→ **Document text**
▬▬▬▬▬▬
LSM Tree Implementation Plan for orbit-rs
Executive Summary
Implementing a Log Structured Merge Tree (LSM Tree) for orbit-rs will provide:
- 10x faster writes for actor state updates and lease renewals
- Guaranteed durability through Write-Ahead Logging (WAL)
- Efficient space utilization through compaction
- Point-in-time recovery for catastrophic failures
- Multi-model data optimization for diverse orbit-rs workloads
Architecture Overview
Core Components
pub struct OrbitLSMTree {
// In-memory components
memtable: Arc<RwLock<MemTable>>,
immutable_memtables: Arc<RwLock<Vec<MemTable>>>,
// Persistent components
wal: WriteAheadLog,
sstable_manager: SSTableManager,
compaction_scheduler: CompactionScheduler,
// Configuration
config: LSMConfig,
metrics: Arc<LSMMetrics>,
}
pub struct LSMConfig {
// Memory management
pub memtable_size_mb: usize, // Default: 64MB
pub max_memtables: usize, // Default: 4
pub write_buffer_size: usize, // Default: 16MB
// Compaction strategy
pub compaction_strategy: CompactionStrategy,
pub max_levels: usize, // Default: 7
pub level_size_multiplier: usize, // Default: 10
// Durability settings
pub wal_sync_mode: WALSyncMode, // Default: PerWrite
pub snapshot_interval_secs: u64, // Default: 300 (5 minutes)
// Performance tuning
pub bloom_filter_bits_per_key: usize, // Default: 10
pub block_cache_size_mb: usize, // Default: 256MB
pub compression: CompressionType, // Default: Lz4
}
Data Model Integration
// Orbit-specific key-value layout
pub enum OrbitKey {
ActorLease { namespace: String, actor_id: String },
ClusterNode { node_id: String },
OrbitQLCache { query_hash: u64 },
TimeSeries { metric: String, timestamp: u64 },
}
pub enum OrbitValue {
ActorLease(AddressableLease),
ClusterNode(NodeInfo),
QueryResult(CachedQueryResult),
TimeSeriesPoint(TimeSeriesData),
}
// Specialized serialization for orbit-rs data types
impl Serializable for OrbitKey { /* ... */ }
impl Serializable for OrbitValue { /* ... */ }
Implementation Phases
Phase 1: Core LSM Engine (4-6 weeks)
▬▬▬▬▬▬
→ **Dataset entries**
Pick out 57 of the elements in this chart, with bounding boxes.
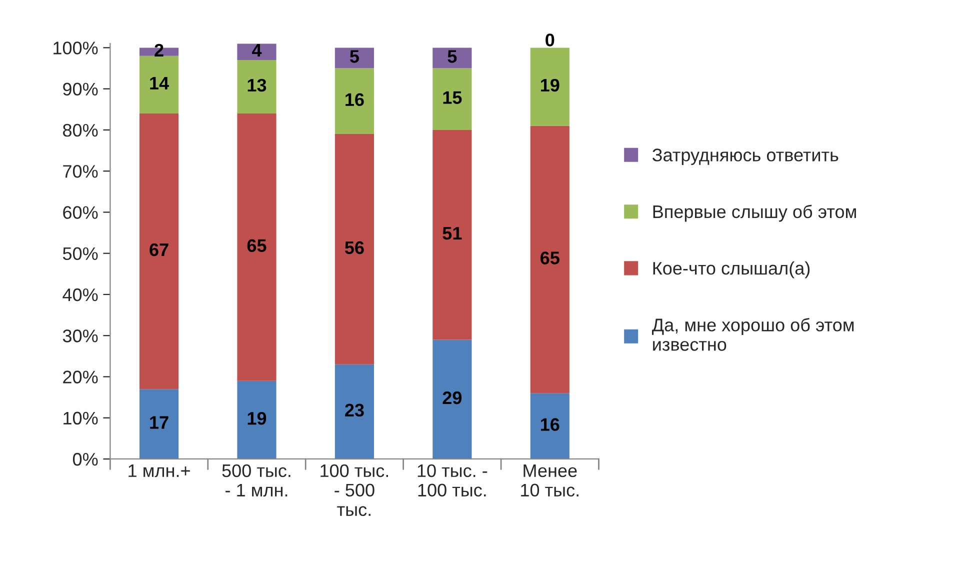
x-tick-label: 1 млн.+ <box>128 464 190 478</box>
y-tick-label: 60% <box>63 206 98 219</box>
data-label: 2 <box>154 44 164 56</box>
data-label: 51 <box>442 227 462 240</box>
x-tick-label: Менее 10 тыс. <box>521 464 578 497</box>
bar <box>334 68 374 134</box>
legend-label: Кое-что слышал(а) <box>653 261 810 278</box>
y-tick-label: 80% <box>63 124 98 137</box>
y-tick-label: 70% <box>63 165 98 178</box>
y-tick-label: 100% <box>54 42 98 54</box>
bar <box>139 56 179 114</box>
bar <box>432 68 472 130</box>
y-tick-label: 10% <box>64 412 98 425</box>
legend-label: Затрудняюсь ответить <box>652 148 838 165</box>
data-label: 65 <box>247 239 266 252</box>
y-tick-label: 50% <box>62 247 98 260</box>
y-tick-label: 20% <box>63 370 98 384</box>
data-label: 67 <box>150 243 168 256</box>
bar <box>237 380 276 459</box>
data-label: 23 <box>345 404 364 417</box>
bar <box>530 393 570 459</box>
x-tick-label: 100 тыс. - 500 тыс. <box>320 464 388 516</box>
bar <box>334 364 374 459</box>
bar <box>139 389 179 459</box>
bar <box>237 60 276 114</box>
legend-label: Да, мне хорошо об этом известно <box>652 318 854 351</box>
bar <box>139 113 179 390</box>
data-label: 5 <box>448 50 457 63</box>
data-label: 13 <box>248 78 266 92</box>
bar <box>334 48 374 68</box>
bar <box>432 340 472 459</box>
data-label: 5 <box>350 50 359 63</box>
bar <box>530 48 570 126</box>
legend-label: Впервые слышу об этом <box>653 204 856 222</box>
data-label: 15 <box>443 91 462 104</box>
data-label: 4 <box>252 44 262 56</box>
y-tick-label: 30% <box>62 330 98 342</box>
bar <box>334 134 374 364</box>
data-label: 16 <box>540 418 560 431</box>
y-tick-label: 90% <box>63 82 98 96</box>
data-label: 19 <box>248 412 266 425</box>
data-label: 0 <box>546 34 554 46</box>
data-label: 29 <box>442 391 462 404</box>
data-label: 17 <box>150 416 168 429</box>
data-label: 56 <box>344 241 364 254</box>
data-label: 65 <box>540 252 560 264</box>
y-tick-label: 40% <box>62 288 98 302</box>
bar <box>237 113 276 381</box>
bar <box>432 130 472 340</box>
x-tick-label: 500 тыс. - 1 млн. <box>222 464 290 497</box>
x-tick-label: 10 тыс. - 100 тыс. <box>418 464 488 497</box>
bar <box>530 126 570 394</box>
data-label: 16 <box>346 93 364 106</box>
y-tick-label: 0% <box>72 452 98 466</box>
data-label: 14 <box>150 76 169 90</box>
bar <box>432 48 472 68</box>
data-label: 19 <box>540 78 560 92</box>
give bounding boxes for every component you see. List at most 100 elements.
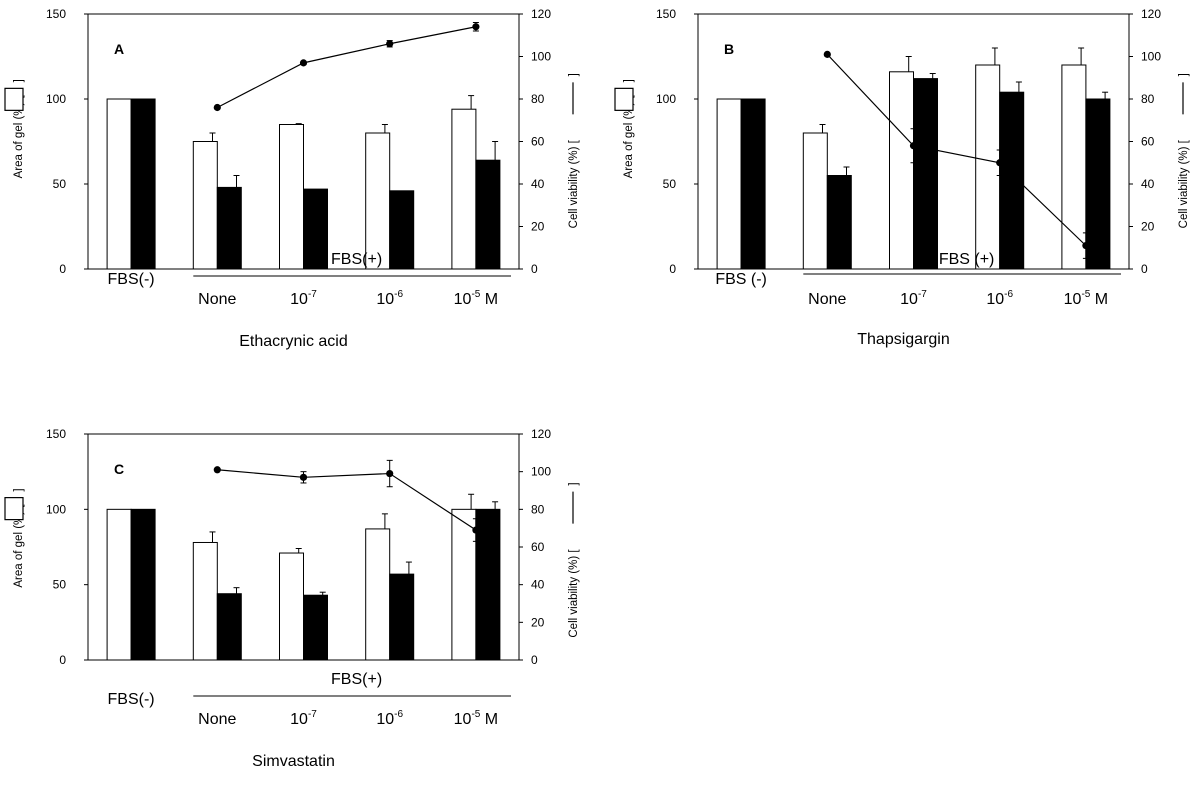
open-bar	[365, 528, 391, 661]
left-tick-label: 150	[46, 427, 66, 441]
open-bar	[1061, 64, 1087, 270]
category-label: None	[198, 291, 236, 308]
open-bar	[192, 141, 218, 270]
left-tick-label: 100	[46, 92, 66, 106]
fbs-positive-label: FBS(+)	[331, 251, 382, 268]
filled-bar	[1085, 98, 1111, 270]
open-bar	[106, 98, 132, 270]
open-bar	[451, 508, 477, 661]
right-tick-label: 100	[1141, 50, 1161, 64]
filled-bar	[389, 573, 415, 661]
viability-point	[213, 466, 221, 474]
viability-point	[213, 103, 221, 112]
filled-bar	[389, 190, 415, 270]
viability-line	[217, 26, 477, 109]
viability-point	[996, 159, 1004, 167]
viability-point	[386, 40, 394, 48]
panel-letter: C	[114, 461, 124, 477]
viability-point	[386, 469, 394, 478]
right-tick-label: 0	[1141, 262, 1148, 276]
fbs-negative-label: FBS (-)	[715, 271, 767, 288]
open-bar	[889, 71, 914, 270]
right-tick-label: 120	[531, 427, 551, 441]
viability-point	[909, 142, 918, 150]
panel-letter: B	[724, 41, 734, 57]
viability-line	[826, 53, 1087, 247]
open-bar	[106, 508, 132, 661]
right-tick-label: 60	[1141, 135, 1155, 149]
category-label: 10-7	[290, 709, 317, 728]
filled-bar	[216, 593, 242, 661]
filled-bar	[303, 594, 328, 661]
fbs-positive-label: FBS (+)	[939, 251, 995, 268]
left-tick-label: 0	[59, 262, 66, 276]
right-tick-label: 80	[531, 502, 545, 516]
category-label: 10-6	[376, 289, 403, 308]
filled-bar	[475, 159, 501, 270]
viability-point	[1082, 242, 1090, 250]
drug-name: Simvastatin	[252, 753, 335, 770]
category-label: None	[198, 711, 236, 728]
fbs-negative-label: FBS(-)	[108, 271, 155, 288]
right-tick-label: 100	[531, 50, 551, 64]
right-tick-label: 60	[531, 135, 545, 149]
left-tick-label: 50	[53, 578, 67, 592]
left-tick-label: 100	[656, 92, 676, 106]
open-bar	[802, 132, 828, 270]
panel-a-ethacrynic-acid: 0 50 100 150 0 20 40 60 80 100 120 Area of gel (%) …	[4, 7, 580, 350]
category-label: 10-5 M	[454, 709, 498, 728]
left-tick-label: 0	[59, 653, 66, 667]
right-tick-label: 80	[1141, 92, 1155, 106]
open-bar-legend-key	[4, 87, 24, 111]
legend-bracket: ]	[13, 79, 25, 82]
drug-name: Thapsigargin	[857, 331, 950, 348]
category-label: 10-5 M	[1064, 289, 1108, 308]
left-tick-label: 150	[46, 7, 66, 21]
left-tick-label: 0	[669, 262, 676, 276]
right-tick-label: 60	[531, 540, 545, 554]
category-label: 10-7	[900, 289, 927, 308]
right-tick-label: 120	[1141, 7, 1161, 21]
viability-point	[299, 59, 308, 67]
open-bar	[279, 552, 304, 661]
right-axis-title: Cell viability (%) [	[568, 549, 580, 638]
filled-bar	[913, 78, 938, 270]
legend-bracket: ]	[13, 488, 25, 491]
left-tick-label: 150	[656, 7, 676, 21]
left-tick-label: 50	[663, 177, 677, 191]
filled-bar	[475, 508, 501, 661]
right-tick-label: 0	[531, 262, 538, 276]
panel-c-simvastatin: 0 50 100 150 0 20 40 60 80 100 120 Area of gel (%) …	[4, 427, 580, 770]
category-label: 10-6	[986, 289, 1013, 308]
open-bar	[279, 124, 304, 270]
right-tick-label: 120	[531, 7, 551, 21]
viability-point	[299, 473, 308, 481]
right-tick-label: 20	[531, 220, 545, 234]
filled-bar	[303, 188, 328, 270]
category-label: 10-7	[290, 289, 317, 308]
category-label: 10-5 M	[454, 289, 498, 308]
right-tick-label: 40	[1141, 177, 1155, 191]
open-bar	[716, 98, 742, 270]
left-tick-label: 50	[53, 177, 67, 191]
fbs-negative-label: FBS(-)	[108, 691, 155, 708]
left-tick-label: 100	[46, 502, 66, 516]
filled-bar	[999, 91, 1025, 270]
legend-bracket: ]	[568, 73, 580, 76]
open-bar	[365, 132, 391, 270]
open-bar	[975, 64, 1001, 270]
right-tick-label: 40	[531, 177, 545, 191]
right-axis-title: Cell viability (%) [	[568, 139, 580, 228]
right-tick-label: 20	[531, 615, 545, 629]
category-label: 10-6	[376, 709, 403, 728]
left-axis-title: Area of gel (%) [	[623, 94, 635, 178]
right-tick-label: 20	[1141, 220, 1155, 234]
viability-point	[823, 50, 831, 58]
open-bar-legend-key	[614, 87, 634, 111]
legend-bracket: ]	[623, 79, 635, 82]
right-axis-title: Cell viability (%) [	[1178, 139, 1190, 228]
filled-bar	[216, 186, 242, 270]
category-label: None	[808, 291, 846, 308]
legend-bracket: ]	[568, 482, 580, 485]
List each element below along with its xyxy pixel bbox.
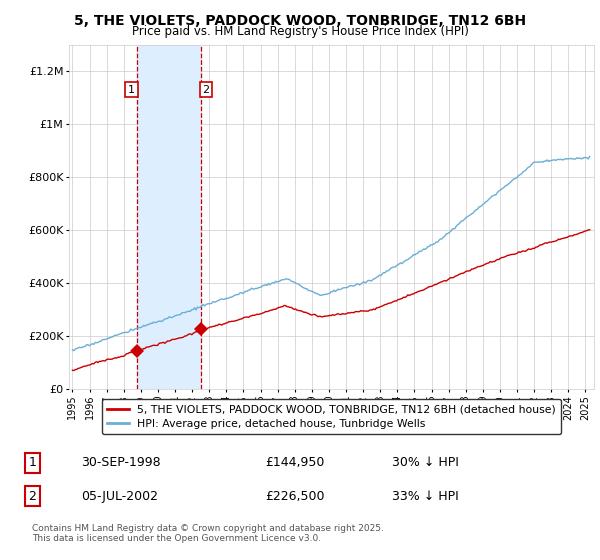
Text: Price paid vs. HM Land Registry's House Price Index (HPI): Price paid vs. HM Land Registry's House … [131,25,469,38]
Text: 5, THE VIOLETS, PADDOCK WOOD, TONBRIDGE, TN12 6BH: 5, THE VIOLETS, PADDOCK WOOD, TONBRIDGE,… [74,14,526,28]
Text: 1: 1 [28,456,36,469]
Text: Contains HM Land Registry data © Crown copyright and database right 2025.
This d: Contains HM Land Registry data © Crown c… [32,524,384,543]
Text: 2: 2 [202,85,209,95]
Text: 2: 2 [28,489,36,503]
Text: 30-SEP-1998: 30-SEP-1998 [81,456,161,469]
Text: £144,950: £144,950 [265,456,325,469]
Text: £226,500: £226,500 [265,489,325,503]
Text: 30% ↓ HPI: 30% ↓ HPI [392,456,459,469]
Text: 33% ↓ HPI: 33% ↓ HPI [392,489,459,503]
Bar [137,45,200,389]
Text: 1: 1 [128,85,135,95]
Text: 05-JUL-2002: 05-JUL-2002 [81,489,158,503]
Legend: 5, THE VIOLETS, PADDOCK WOOD, TONBRIDGE, TN12 6BH (detached house), HPI: Average: 5, THE VIOLETS, PADDOCK WOOD, TONBRIDGE,… [101,399,562,434]
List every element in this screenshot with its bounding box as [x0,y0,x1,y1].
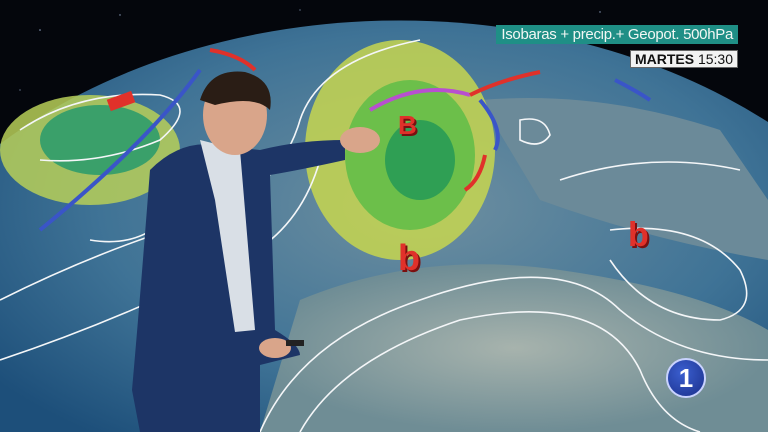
day-label: MARTES [634,51,695,67]
low-pressure-label: B [398,110,417,140]
europe-land [480,98,768,260]
low-pressure-label: b [628,216,649,254]
pressure-marker [106,90,136,112]
map-caption: Isobaras + precip.+ Geopot. 500hPa [496,25,738,44]
time-label: 15:30 [697,51,733,67]
africa-land [260,264,768,432]
fronts [38,48,652,232]
presenter [132,71,380,432]
low-pressure-label: b [398,237,420,278]
precipitation [0,40,495,260]
channel-logo: 1 [666,358,706,398]
day-time-badge: MARTES 15:30 [629,50,738,68]
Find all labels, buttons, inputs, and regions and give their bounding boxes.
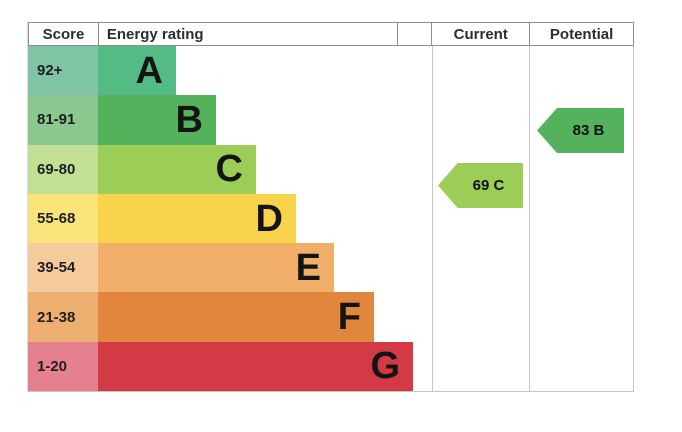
current-column-header: Current [432, 23, 531, 45]
potential-column [530, 22, 634, 391]
current-rating-arrow: 69 C [438, 163, 523, 208]
chart-header-row: Score Energy rating Current Potential [28, 22, 635, 46]
rating-bar-e: E [98, 243, 334, 293]
rating-bar-a: A [98, 46, 176, 96]
spacer-header-cell [398, 23, 433, 45]
rating-bar-c: C [98, 144, 256, 194]
score-range-label: 1-20 [28, 341, 98, 392]
rating-bar-g: G [98, 341, 413, 392]
rating-band-row-g: 1-20 G [28, 341, 413, 392]
score-column-header: Score [29, 23, 99, 45]
potential-column-header: Potential [530, 23, 635, 45]
rating-band-row-d: 55-68 D [28, 193, 413, 244]
score-range-label: 55-68 [28, 193, 98, 244]
rating-band-row-f: 21-38 F [28, 292, 413, 342]
rating-bar-d: D [98, 193, 296, 244]
potential-rating-arrow: 83 B [537, 108, 624, 153]
rating-band-rows: 92+ A 81-91 B 69-80 C 55-68 D 39-54 E 21-38 F 1-20 G [28, 46, 413, 392]
energy-rating-column-header: Energy rating [99, 23, 399, 45]
score-range-label: 39-54 [28, 243, 98, 293]
rating-band-row-a: 92+ A [28, 46, 413, 96]
current-column [432, 22, 530, 391]
rating-bar-f: F [98, 292, 374, 342]
score-range-label: 92+ [28, 46, 98, 96]
score-range-label: 21-38 [28, 292, 98, 342]
epc-rating-chart: Score Energy rating Current Potential 92… [27, 22, 635, 392]
score-range-label: 81-91 [28, 95, 98, 145]
rating-band-row-b: 81-91 B [28, 95, 413, 145]
rating-bar-b: B [98, 95, 216, 145]
score-range-label: 69-80 [28, 144, 98, 194]
rating-band-row-e: 39-54 E [28, 243, 413, 293]
rating-band-row-c: 69-80 C [28, 144, 413, 194]
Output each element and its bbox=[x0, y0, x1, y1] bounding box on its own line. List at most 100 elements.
▬▬▬▬▬▬
→ **Stated exercise 1**
In the LSM tree implementation plan, what is the default value of memtable_size_mb?
→ **Stated exercise 2**
Extend the LSM tree implementation plan from the point where it stops.

→ **Expected answer 1**
64MB

→ **Expected answer 2**
Week 1-2: MemTable & WAL
// orbit/server/src/persistence/lsm/memtable.rs
pub struct MemTable {
data: SkipMap<OrbitKey, OrbitValue>,
size_bytes: AtomicUsize,
created_at: Instant,
sealed: AtomicBool,
}
// orbit/server/src/persistence/lsm/wal.rs
pub struct WriteAheadLog {
writer: BufWriter<File>,
sequence_number: AtomicU64,
sync_mode: WALSyncMode,
}
impl WriteAheadLog {
pub async fn append(&mut self, key: &OrbitKey, value: &OrbitValue) -> Result<u64> {
let entry = WALEntry {
sequence: self.sequence_number.fetch_add(1, Ordering::SeqCst),
key: key.clone(),
value: value.clone(),
timestamp: SystemTime::now(),
};
self.writer.write_all(&entry.serialize()).await?;
if self.sync_mode == WALSyncMode::PerWrite {
self.writer.flush().await?;
}
Ok(entry.sequence)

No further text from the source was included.